[Dataset entries start]

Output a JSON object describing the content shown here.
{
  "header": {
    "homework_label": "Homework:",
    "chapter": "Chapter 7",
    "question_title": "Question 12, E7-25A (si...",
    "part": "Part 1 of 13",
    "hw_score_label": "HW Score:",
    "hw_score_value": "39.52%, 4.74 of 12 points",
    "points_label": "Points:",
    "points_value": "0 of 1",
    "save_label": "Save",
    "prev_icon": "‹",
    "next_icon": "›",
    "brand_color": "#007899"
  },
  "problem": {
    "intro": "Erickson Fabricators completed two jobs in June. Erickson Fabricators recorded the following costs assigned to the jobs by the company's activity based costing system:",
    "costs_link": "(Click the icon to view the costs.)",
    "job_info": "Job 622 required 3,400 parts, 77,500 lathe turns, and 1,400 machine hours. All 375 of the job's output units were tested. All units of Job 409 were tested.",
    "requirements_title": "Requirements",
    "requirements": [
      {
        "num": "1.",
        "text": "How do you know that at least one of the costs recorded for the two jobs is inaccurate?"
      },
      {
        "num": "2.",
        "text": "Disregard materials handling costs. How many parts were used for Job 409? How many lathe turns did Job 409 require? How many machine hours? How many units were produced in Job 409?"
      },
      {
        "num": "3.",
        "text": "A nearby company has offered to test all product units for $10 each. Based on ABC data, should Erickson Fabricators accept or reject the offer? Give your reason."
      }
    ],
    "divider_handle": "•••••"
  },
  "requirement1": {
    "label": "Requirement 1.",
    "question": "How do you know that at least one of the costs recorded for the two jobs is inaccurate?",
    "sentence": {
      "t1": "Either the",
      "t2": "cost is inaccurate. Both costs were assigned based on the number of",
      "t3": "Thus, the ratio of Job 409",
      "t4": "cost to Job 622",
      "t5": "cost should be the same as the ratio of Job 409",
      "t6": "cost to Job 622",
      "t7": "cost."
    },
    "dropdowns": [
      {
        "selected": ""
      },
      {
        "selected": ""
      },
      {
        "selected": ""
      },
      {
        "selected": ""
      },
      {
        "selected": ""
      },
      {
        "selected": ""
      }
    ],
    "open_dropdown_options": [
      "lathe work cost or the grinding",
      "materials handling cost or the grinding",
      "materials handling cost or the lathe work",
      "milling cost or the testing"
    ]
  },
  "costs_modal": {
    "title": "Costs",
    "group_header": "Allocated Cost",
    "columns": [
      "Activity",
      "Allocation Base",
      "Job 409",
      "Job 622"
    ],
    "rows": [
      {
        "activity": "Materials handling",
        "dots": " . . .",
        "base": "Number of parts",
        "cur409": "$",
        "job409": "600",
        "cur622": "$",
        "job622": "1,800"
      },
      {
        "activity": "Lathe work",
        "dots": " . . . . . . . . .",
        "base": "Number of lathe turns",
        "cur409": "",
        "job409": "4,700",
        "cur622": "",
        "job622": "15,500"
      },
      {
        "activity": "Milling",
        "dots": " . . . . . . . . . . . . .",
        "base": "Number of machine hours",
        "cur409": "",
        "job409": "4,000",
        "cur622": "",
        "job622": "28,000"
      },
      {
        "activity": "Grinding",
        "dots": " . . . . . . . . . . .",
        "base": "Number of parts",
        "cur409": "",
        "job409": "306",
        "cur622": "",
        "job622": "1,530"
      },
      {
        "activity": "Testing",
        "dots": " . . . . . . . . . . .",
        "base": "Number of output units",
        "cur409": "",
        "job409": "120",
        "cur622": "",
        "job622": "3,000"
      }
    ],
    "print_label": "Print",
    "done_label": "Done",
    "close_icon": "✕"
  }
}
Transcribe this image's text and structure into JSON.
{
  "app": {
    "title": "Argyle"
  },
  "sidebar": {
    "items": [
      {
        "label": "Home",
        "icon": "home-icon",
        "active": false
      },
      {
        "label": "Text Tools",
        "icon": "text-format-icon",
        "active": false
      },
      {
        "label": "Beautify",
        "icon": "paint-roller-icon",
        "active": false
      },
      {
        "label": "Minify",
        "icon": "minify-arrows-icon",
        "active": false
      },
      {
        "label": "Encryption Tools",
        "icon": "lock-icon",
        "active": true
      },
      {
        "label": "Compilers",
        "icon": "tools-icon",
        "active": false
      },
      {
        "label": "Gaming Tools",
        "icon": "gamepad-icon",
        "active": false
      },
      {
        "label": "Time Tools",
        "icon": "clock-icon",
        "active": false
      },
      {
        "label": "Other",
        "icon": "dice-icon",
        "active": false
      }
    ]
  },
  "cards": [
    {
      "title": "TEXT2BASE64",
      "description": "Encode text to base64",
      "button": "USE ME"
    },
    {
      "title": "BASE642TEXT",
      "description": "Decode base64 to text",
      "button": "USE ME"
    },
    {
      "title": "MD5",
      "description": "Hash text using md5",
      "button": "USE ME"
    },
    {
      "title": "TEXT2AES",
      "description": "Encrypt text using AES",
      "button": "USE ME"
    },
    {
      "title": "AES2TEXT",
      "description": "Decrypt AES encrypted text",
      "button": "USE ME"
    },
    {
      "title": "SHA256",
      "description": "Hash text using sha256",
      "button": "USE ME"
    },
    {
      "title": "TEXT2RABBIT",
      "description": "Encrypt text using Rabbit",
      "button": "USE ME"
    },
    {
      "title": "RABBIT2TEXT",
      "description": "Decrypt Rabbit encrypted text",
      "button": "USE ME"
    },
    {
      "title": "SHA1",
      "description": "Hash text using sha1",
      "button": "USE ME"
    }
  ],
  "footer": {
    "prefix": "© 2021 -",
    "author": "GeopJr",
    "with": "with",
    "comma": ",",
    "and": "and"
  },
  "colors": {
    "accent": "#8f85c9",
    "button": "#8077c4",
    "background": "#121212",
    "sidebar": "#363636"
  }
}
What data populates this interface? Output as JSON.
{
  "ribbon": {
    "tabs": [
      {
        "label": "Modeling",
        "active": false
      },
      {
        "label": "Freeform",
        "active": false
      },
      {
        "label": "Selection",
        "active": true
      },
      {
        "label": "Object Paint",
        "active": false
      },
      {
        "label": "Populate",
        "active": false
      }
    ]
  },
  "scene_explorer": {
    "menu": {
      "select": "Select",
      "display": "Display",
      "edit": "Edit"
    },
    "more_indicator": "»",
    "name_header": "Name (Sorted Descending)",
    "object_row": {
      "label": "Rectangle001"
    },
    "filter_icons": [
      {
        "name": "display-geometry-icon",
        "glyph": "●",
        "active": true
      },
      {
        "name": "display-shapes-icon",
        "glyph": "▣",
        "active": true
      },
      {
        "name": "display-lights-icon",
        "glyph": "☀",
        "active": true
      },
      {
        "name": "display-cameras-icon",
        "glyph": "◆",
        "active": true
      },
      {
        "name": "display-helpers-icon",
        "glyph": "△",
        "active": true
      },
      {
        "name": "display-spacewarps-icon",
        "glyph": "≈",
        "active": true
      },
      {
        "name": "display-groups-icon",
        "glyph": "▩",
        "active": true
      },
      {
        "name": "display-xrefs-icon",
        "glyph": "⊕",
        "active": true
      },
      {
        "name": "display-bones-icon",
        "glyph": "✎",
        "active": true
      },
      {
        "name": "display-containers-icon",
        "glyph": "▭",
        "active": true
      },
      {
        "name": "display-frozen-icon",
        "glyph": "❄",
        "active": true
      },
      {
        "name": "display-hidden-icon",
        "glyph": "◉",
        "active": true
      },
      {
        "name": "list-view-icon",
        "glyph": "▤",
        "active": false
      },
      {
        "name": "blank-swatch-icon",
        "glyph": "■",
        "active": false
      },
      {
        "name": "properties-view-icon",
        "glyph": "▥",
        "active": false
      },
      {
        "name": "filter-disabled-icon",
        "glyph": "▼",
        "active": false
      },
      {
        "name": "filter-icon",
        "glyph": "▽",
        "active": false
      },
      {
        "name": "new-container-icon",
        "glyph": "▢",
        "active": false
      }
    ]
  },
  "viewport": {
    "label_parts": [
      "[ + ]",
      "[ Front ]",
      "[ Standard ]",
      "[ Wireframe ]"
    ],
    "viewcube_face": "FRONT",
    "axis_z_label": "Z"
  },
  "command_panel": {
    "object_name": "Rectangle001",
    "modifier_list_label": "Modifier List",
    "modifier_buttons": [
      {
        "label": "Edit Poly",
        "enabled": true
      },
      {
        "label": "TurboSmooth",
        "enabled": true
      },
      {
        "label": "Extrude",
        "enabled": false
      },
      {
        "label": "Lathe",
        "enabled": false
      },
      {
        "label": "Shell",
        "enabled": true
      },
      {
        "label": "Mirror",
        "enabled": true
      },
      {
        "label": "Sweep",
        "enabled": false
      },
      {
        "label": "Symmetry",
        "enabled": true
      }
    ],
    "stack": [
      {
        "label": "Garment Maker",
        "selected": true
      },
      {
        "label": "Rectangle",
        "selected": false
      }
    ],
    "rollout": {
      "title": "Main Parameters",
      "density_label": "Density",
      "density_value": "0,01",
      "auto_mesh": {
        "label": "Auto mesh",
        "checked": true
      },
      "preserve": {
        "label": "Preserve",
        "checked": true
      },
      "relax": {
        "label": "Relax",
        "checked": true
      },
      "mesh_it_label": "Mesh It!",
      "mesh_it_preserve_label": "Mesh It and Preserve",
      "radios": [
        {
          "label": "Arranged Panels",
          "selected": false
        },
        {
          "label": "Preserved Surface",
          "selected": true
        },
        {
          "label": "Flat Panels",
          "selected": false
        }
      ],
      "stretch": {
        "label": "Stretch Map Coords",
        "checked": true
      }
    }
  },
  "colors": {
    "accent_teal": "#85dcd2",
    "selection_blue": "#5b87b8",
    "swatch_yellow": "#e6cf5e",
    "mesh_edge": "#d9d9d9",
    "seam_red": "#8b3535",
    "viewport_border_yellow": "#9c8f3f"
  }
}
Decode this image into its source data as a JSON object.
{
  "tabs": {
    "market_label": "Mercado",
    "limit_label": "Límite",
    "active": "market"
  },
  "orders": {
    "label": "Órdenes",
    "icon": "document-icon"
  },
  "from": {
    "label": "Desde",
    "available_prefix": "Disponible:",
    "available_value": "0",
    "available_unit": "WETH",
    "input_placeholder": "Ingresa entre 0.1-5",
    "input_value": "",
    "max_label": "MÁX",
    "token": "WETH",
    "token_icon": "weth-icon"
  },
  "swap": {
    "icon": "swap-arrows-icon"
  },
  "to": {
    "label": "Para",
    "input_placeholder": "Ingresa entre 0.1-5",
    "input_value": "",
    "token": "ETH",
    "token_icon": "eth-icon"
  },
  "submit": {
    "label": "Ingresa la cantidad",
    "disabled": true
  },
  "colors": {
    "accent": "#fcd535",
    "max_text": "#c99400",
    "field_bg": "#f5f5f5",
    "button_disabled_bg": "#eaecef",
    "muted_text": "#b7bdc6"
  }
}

[Dataset entries end]

Write down every line of the data above that includes the string "using".

      "description": "Hash text using md5",
      "description": "Encrypt text using AES",
      "description": "Hash text using sha256",
      "description": "Encrypt text using Rabbit",
      "description": "Hash text using sha1",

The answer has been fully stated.